* START *

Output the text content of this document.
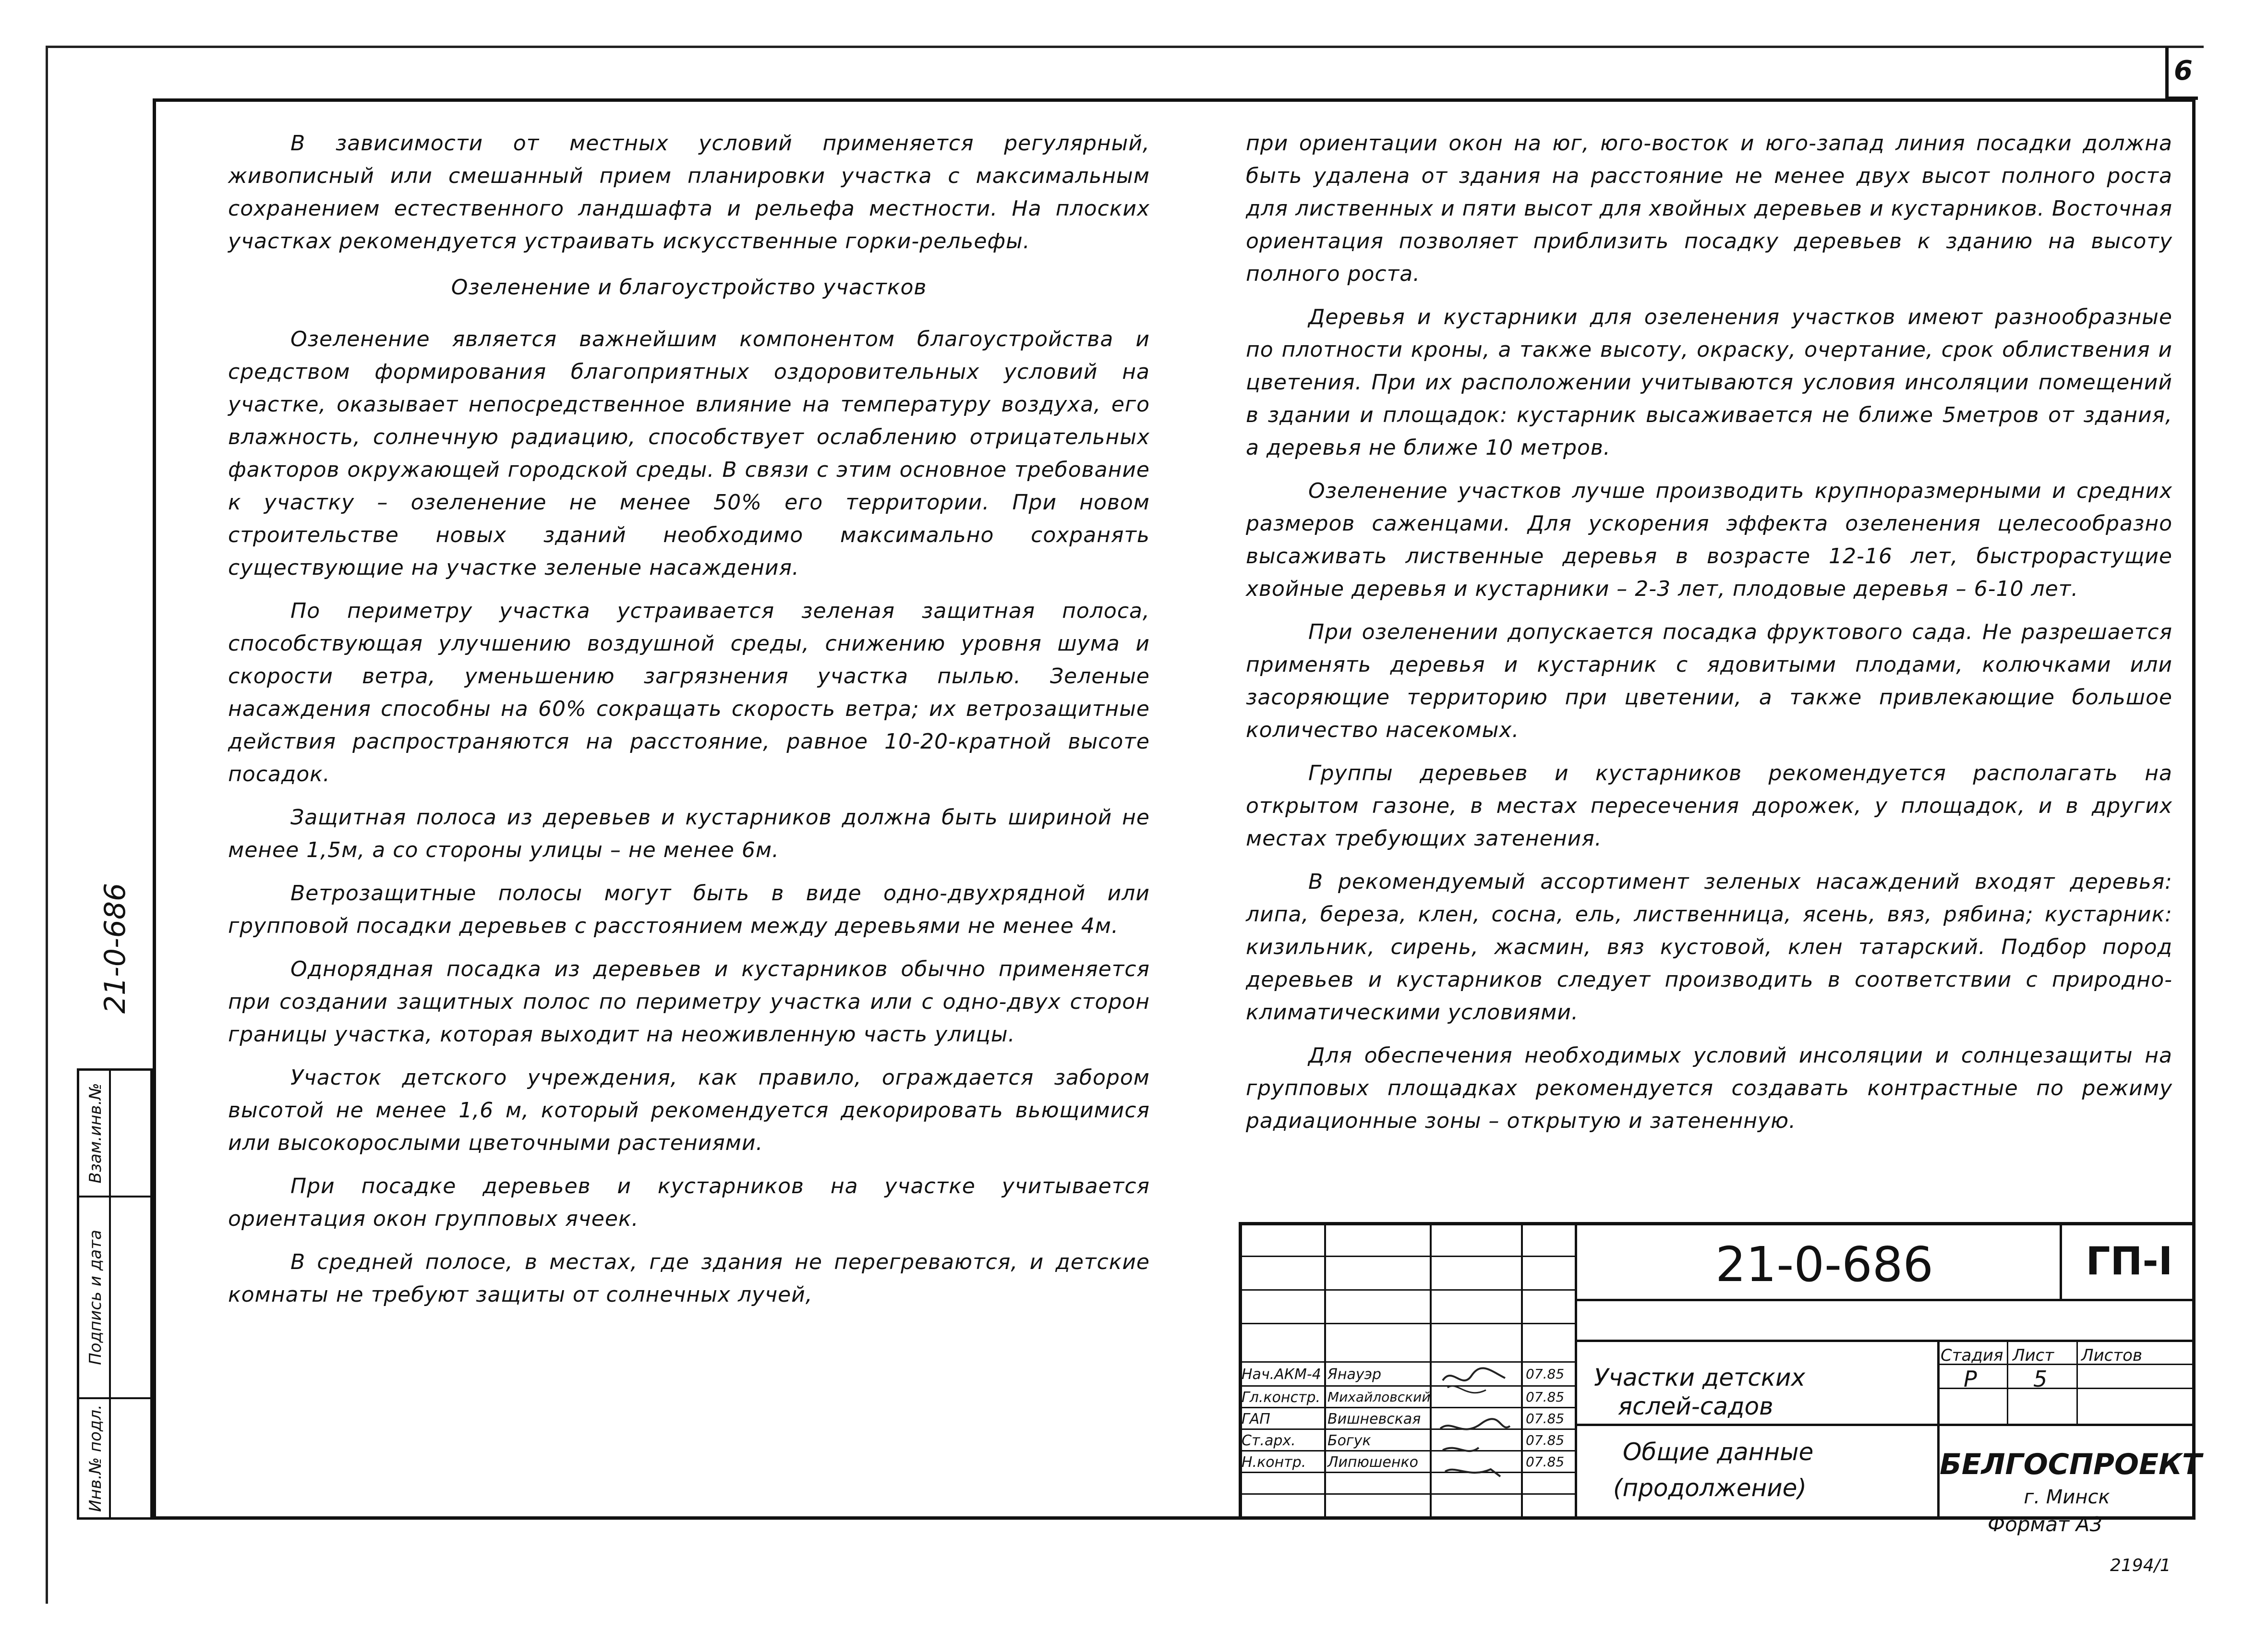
6
21-0-686
Взам.инв.№
Подпись и дата
Инв.№ подл.

В зависимости от местных условий применяется регулярный, живописный или смешанный прием планировки участка с максимальным сохранением естественного ландшафта и рельефа местности. На плоских участках рекомендуется устраивать искусственные горки-рельефы.

Озеленение и благоустройство участков

Озеленение является важнейшим компонентом благоустройства и средством формирования благоприятных оздоровительных условий на участке, оказывает непосредственное влияние на температуру воздуха, его влажность, солнечную радиацию, способствует ослаблению отрицательных факторов окружающей городской среды. В связи с этим основное требование к участку – озеленение не менее 50% его территории. При новом строительстве новых зданий необходимо максимально сохранять существующие на участке зеленые насаждения.

По периметру участка устраивается зеленая защитная полоса, способствующая улучшению воздушной среды, снижению уровня шума и скорости ветра, уменьшению загрязнения участка пылью. Зеленые насаждения способны на 60% сокращать скорость ветра; их ветрозащитные действия распространяются на расстояние, равное 10-20-кратной высоте посадок.

Защитная полоса из деревьев и кустарников должна быть шириной не менее 1,5м, а со стороны улицы – не менее 6м.

Ветрозащитные полосы могут быть в виде одно-двухрядной или групповой посадки деревьев с расстоянием между деревьями не менее 4м.

Однорядная посадка из деревьев и кустарников обычно применяется при создании защитных полос по периметру участка или с одно-двух сторон границы участка, которая выходит на неоживленную часть улицы.

Участок детского учреждения, как правило, ограждается забором высотой не менее 1,6 м, который рекомендуется декорировать вьющимися или высокорослыми цветочными растениями.

При посадке деревьев и кустарников на участке учитывается ориентация окон групповых ячеек.

В средней полосе, в местах, где здания не перегреваются, и детские комнаты не требуют защиты от солнечных лучей,

при ориентации окон на юг, юго-восток и юго-запад линия посадки должна быть удалена от здания на расстояние не менее двух высот полного роста для лиственных и пяти высот для хвойных деревьев и кустарников. Восточная ориентация позволяет приблизить посадку деревьев к зданию на высоту полного роста.

Деревья и кустарники для озеленения участков имеют разнообразные по плотности кроны, а также высоту, окраску, очертание, срок облиствения и цветения. При их расположении учитываются условия инсоляции помещений в здании и площадок: кустарник высаживается не ближе 5метров от здания, а деревья не ближе 10 метров.

Озеленение участков лучше производить крупноразмерными и средних размеров саженцами. Для ускорения эффекта озеленения целесообразно высаживать лиственные деревья в возрасте 12-16 лет, быстрорастущие хвойные деревья и кустарники – 2-3 лет, плодовые деревья – 6-10 лет.

При озеленении допускается посадка фруктового сада. Не разрешается применять деревья и кустарник с ядовитыми плодами, колючками или засоряющие территорию при цветении, а также привлекающие большое количество насекомых.

Группы деревьев и кустарников рекомендуется располагать на открытом газоне, в местах пересечения дорожек, у площадок, и в других местах требующих затенения.

В рекомендуемый ассортимент зеленых насаждений входят деревья: липа, береза, клен, сосна, ель, лиственница, ясень, вяз, рябина; кустарник: кизильник, сирень, жасмин, вяз кустовой, клен татарский. Подбор пород деревьев и кустарников следует производить в соответствии с природно-климатическими условиями.

Для обеспечения необходимых условий инсоляции и солнцезащиты на групповых площадках рекомендуется создавать контрастные по режиму радиационные зоны – открытую и затененную.

21-0-686	ГП-I
Участки детских
яслей-садов
Общие данные
(продолжение)
Стадия Лист Листов
Р	5
БЕЛГОСПРОЕКТ
г. Минск
Нач.АКМ-4 Янауэр	07.85
Гл.констр. Михайловский	07.85
ГАП	Вишневская	07.85
Ст.арх. Богук	07.85
Н.контр. Липюшенко	07.85
Формат А3
2194/1
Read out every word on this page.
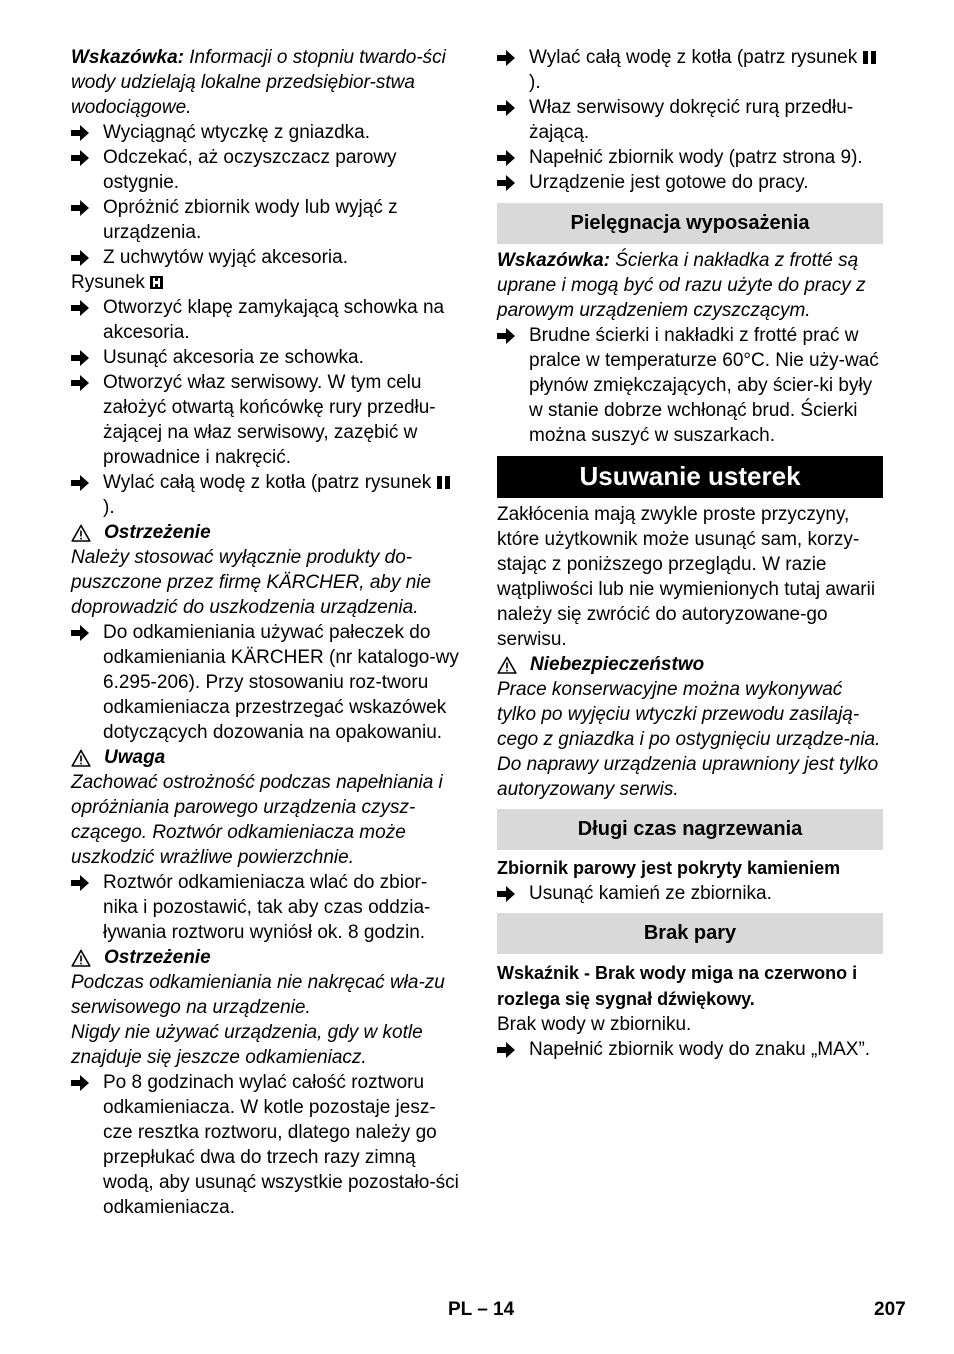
Wskazówka: Informacji o stopniu twardo-ści wody udzielają lokalne przedsiębior-stwa wodociągowe.

Wyciągnąć wtyczkę z gniazdka.

Odczekać, aż oczyszczacz parowy ostygnie.

Opróżnić zbiornik wody lub wyjąć z urządzenia.

Z uchwytów wyjąć akcesoria.

Rysunek

Otworzyć klapę zamykającą schowka na akcesoria.

Usunąć akcesoria ze schowka.

Otworzyć właz serwisowy. W tym celu założyć otwartą końcówkę rury przedłu-żającej na właz serwisowy, zazębić w prowadnice i nakręcić.

Wylać całą wodę z kotła (patrz rysunek ).

Ostrzeżenie

Należy stosować wyłącznie produkty do-puszczone przez firmę KÄRCHER, aby nie doprowadzić do uszkodzenia urządzenia.

Do odkamieniania używać pałeczek do odkamieniania KÄRCHER (nr katalogo-wy 6.295-206). Przy stosowaniu roz-tworu odkamieniacza przestrzegać wskazówek dotyczących dozowania na opakowaniu.

Uwaga

Zachować ostrożność podczas napełniania i opróżniania parowego urządzenia czysz-czącego. Roztwór odkamieniacza może uszkodzić wrażliwe powierzchnie.

Roztwór odkamieniacza wlać do zbior-nika i pozostawić, tak aby czas oddzia-ływania roztworu wyniósł ok. 8 godzin.

Ostrzeżenie

Podczas odkamieniania nie nakręcać wła-zu serwisowego na urządzenie.

Nigdy nie używać urządzenia, gdy w kotle znajduje się jeszcze odkamieniacz.

Po 8 godzinach wylać całość roztworu odkamieniacza. W kotle pozostaje jesz-cze resztka roztworu, dlatego należy go przepłukać dwa do trzech razy zimną wodą, aby usunąć wszystkie pozostało-ści odkamieniacza.

Wylać całą wodę z kotła (patrz rysunek ).

Właz serwisowy dokręcić rurą przedłu-żającą.

Napełnić zbiornik wody (patrz strona 9).

Urządzenie jest gotowe do pracy.

Pielęgnacja wyposażenia

Wskazówka: Ścierka i nakładka z frotté są uprane i mogą być od razu użyte do pracy z parowym urządzeniem czyszczącym.

Brudne ścierki i nakładki z frotté prać w pralce w temperaturze 60°C. Nie uży-wać płynów zmiękczających, aby ścier-ki były w stanie dobrze wchłonąć brud. Ścierki można suszyć w suszarkach.

Usuwanie usterek

Zakłócenia mają zwykle proste przyczyny, które użytkownik może usunąć sam, korzy-stając z poniższego przeglądu. W razie wątpliwości lub nie wymienionych tutaj awarii należy się zwrócić do autoryzowane-go serwisu.

Niebezpieczeństwo

Prace konserwacyjne można wykonywać tylko po wyjęciu wtyczki przewodu zasilają-cego z gniazdka i po ostygnięciu urządze-nia.

Do naprawy urządzenia uprawniony jest tylko autoryzowany serwis.

Długi czas nagrzewania

Zbiornik parowy jest pokryty kamieniem

Usunąć kamień ze zbiornika.

Brak pary

Wskaźnik - Brak wody miga na czerwono i rozlega się sygnał dźwiękowy.

Brak wody w zbiorniku.

Napełnić zbiornik wody do znaku „MAX”.

PL – 14	207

* END *

▸ GIVEN EXERCISE: Return each line exactly as written. Any picture gets left out.

▸ OUTPUT OF THE EXERCISE:
Output the text content of this document.
6
21-0-686
Взам.инв.№
Подпись и дата
Инв.№ подл.

В зависимости от местных условий применяется регулярный, живописный или смешанный прием планировки участка с максимальным сохранением естественного ландшафта и рельефа местности. На плоских участках рекомендуется устраивать искусственные горки-рельефы.

Озеленение и благоустройство участков

Озеленение является важнейшим компонентом благоустройства и средством формирования благоприятных оздоровительных условий на участке, оказывает непосредственное влияние на температуру воздуха, его влажность, солнечную радиацию, способствует ослаблению отрицательных факторов окружающей городской среды. В связи с этим основное требование к участку – озеленение не менее 50% его территории. При новом строительстве новых зданий необходимо максимально сохранять существующие на участке зеленые насаждения.

По периметру участка устраивается зеленая защитная полоса, способствующая улучшению воздушной среды, снижению уровня шума и скорости ветра, уменьшению загрязнения участка пылью. Зеленые насаждения способны на 60% сокращать скорость ветра; их ветрозащитные действия распространяются на расстояние, равное 10-20-кратной высоте посадок.

Защитная полоса из деревьев и кустарников должна быть шириной не менее 1,5м, а со стороны улицы – не менее 6м.

Ветрозащитные полосы могут быть в виде одно-двухрядной или групповой посадки деревьев с расстоянием между деревьями не менее 4м.

Однорядная посадка из деревьев и кустарников обычно применяется при создании защитных полос по периметру участка или с одно-двух сторон границы участка, которая выходит на неоживленную часть улицы.

Участок детского учреждения, как правило, ограждается забором высотой не менее 1,6 м, который рекомендуется декорировать вьющимися или высокорослыми цветочными растениями.

При посадке деревьев и кустарников на участке учитывается ориентация окон групповых ячеек.

В средней полосе, в местах, где здания не перегреваются, и детские комнаты не требуют защиты от солнечных лучей,

при ориентации окон на юг, юго-восток и юго-запад линия посадки должна быть удалена от здания на расстояние не менее двух высот полного роста для лиственных и пяти высот для хвойных деревьев и кустарников. Восточная ориентация позволяет приблизить посадку деревьев к зданию на высоту полного роста.

Деревья и кустарники для озеленения участков имеют разнообразные по плотности кроны, а также высоту, окраску, очертание, срок облиствения и цветения. При их расположении учитываются условия инсоляции помещений в здании и площадок: кустарник высаживается не ближе 5метров от здания, а деревья не ближе 10 метров.

Озеленение участков лучше производить крупноразмерными и средних размеров саженцами. Для ускорения эффекта озеленения целесообразно высаживать лиственные деревья в возрасте 12-16 лет, быстрорастущие хвойные деревья и кустарники – 2-3 лет, плодовые деревья – 6-10 лет.

При озеленении допускается посадка фруктового сада. Не разрешается применять деревья и кустарник с ядовитыми плодами, колючками или засоряющие территорию при цветении, а также привлекающие большое количество насекомых.

Группы деревьев и кустарников рекомендуется располагать на открытом газоне, в местах пересечения дорожек, у площадок, и в других местах требующих затенения.

В рекомендуемый ассортимент зеленых насаждений входят деревья: липа, береза, клен, сосна, ель, лиственница, ясень, вяз, рябина; кустарник: кизильник, сирень, жасмин, вяз кустовой, клен татарский. Подбор пород деревьев и кустарников следует производить в соответствии с природно-климатическими условиями.

Для обеспечения необходимых условий инсоляции и солнцезащиты на групповых площадках рекомендуется создавать контрастные по режиму радиационные зоны – открытую и затененную.

21-0-686	ГП-I
Участки детских
яслей-садов
Общие данные
(продолжение)
Стадия Лист Листов
Р	5
БЕЛГОСПРОЕКТ
г. Минск
Нач.АКМ-4 Янауэр	07.85
Гл.констр. Михайловский	07.85
ГАП	Вишневская	07.85
Ст.арх. Богук	07.85
Н.контр. Липюшенко	07.85
Формат А3
2194/1
Read out every word on this page.
Wskazówka: Informacji o stopniu twardo-ści wody udzielają lokalne przedsiębior-stwa wodociągowe.

Wyciągnąć wtyczkę z gniazdka.

Odczekać, aż oczyszczacz parowy ostygnie.

Opróżnić zbiornik wody lub wyjąć z urządzenia.

Z uchwytów wyjąć akcesoria.

Rysunek

Otworzyć klapę zamykającą schowka na akcesoria.

Usunąć akcesoria ze schowka.

Otworzyć właz serwisowy. W tym celu założyć otwartą końcówkę rury przedłu-żającej na właz serwisowy, zazębić w prowadnice i nakręcić.

Wylać całą wodę z kotła (patrz rysunek ).

Ostrzeżenie

Należy stosować wyłącznie produkty do-puszczone przez firmę KÄRCHER, aby nie doprowadzić do uszkodzenia urządzenia.

Do odkamieniania używać pałeczek do odkamieniania KÄRCHER (nr katalogo-wy 6.295-206). Przy stosowaniu roz-tworu odkamieniacza przestrzegać wskazówek dotyczących dozowania na opakowaniu.

Uwaga

Zachować ostrożność podczas napełniania i opróżniania parowego urządzenia czysz-czącego. Roztwór odkamieniacza może uszkodzić wrażliwe powierzchnie.

Roztwór odkamieniacza wlać do zbior-nika i pozostawić, tak aby czas oddzia-ływania roztworu wyniósł ok. 8 godzin.

Ostrzeżenie

Podczas odkamieniania nie nakręcać wła-zu serwisowego na urządzenie.

Nigdy nie używać urządzenia, gdy w kotle znajduje się jeszcze odkamieniacz.

Po 8 godzinach wylać całość roztworu odkamieniacza. W kotle pozostaje jesz-cze resztka roztworu, dlatego należy go przepłukać dwa do trzech razy zimną wodą, aby usunąć wszystkie pozostało-ści odkamieniacza.

Wylać całą wodę z kotła (patrz rysunek ).

Właz serwisowy dokręcić rurą przedłu-żającą.

Napełnić zbiornik wody (patrz strona 9).

Urządzenie jest gotowe do pracy.

Pielęgnacja wyposażenia

Wskazówka: Ścierka i nakładka z frotté są uprane i mogą być od razu użyte do pracy z parowym urządzeniem czyszczącym.

Brudne ścierki i nakładki z frotté prać w pralce w temperaturze 60°C. Nie uży-wać płynów zmiękczających, aby ścier-ki były w stanie dobrze wchłonąć brud. Ścierki można suszyć w suszarkach.

Usuwanie usterek

Zakłócenia mają zwykle proste przyczyny, które użytkownik może usunąć sam, korzy-stając z poniższego przeglądu. W razie wątpliwości lub nie wymienionych tutaj awarii należy się zwrócić do autoryzowane-go serwisu.

Niebezpieczeństwo

Prace konserwacyjne można wykonywać tylko po wyjęciu wtyczki przewodu zasilają-cego z gniazdka i po ostygnięciu urządze-nia.

Do naprawy urządzenia uprawniony jest tylko autoryzowany serwis.

Długi czas nagrzewania

Zbiornik parowy jest pokryty kamieniem

Usunąć kamień ze zbiornika.

Brak pary

Wskaźnik - Brak wody miga na czerwono i rozlega się sygnał dźwiękowy.

Brak wody w zbiorniku.

Napełnić zbiornik wody do znaku „MAX”.

PL – 14	207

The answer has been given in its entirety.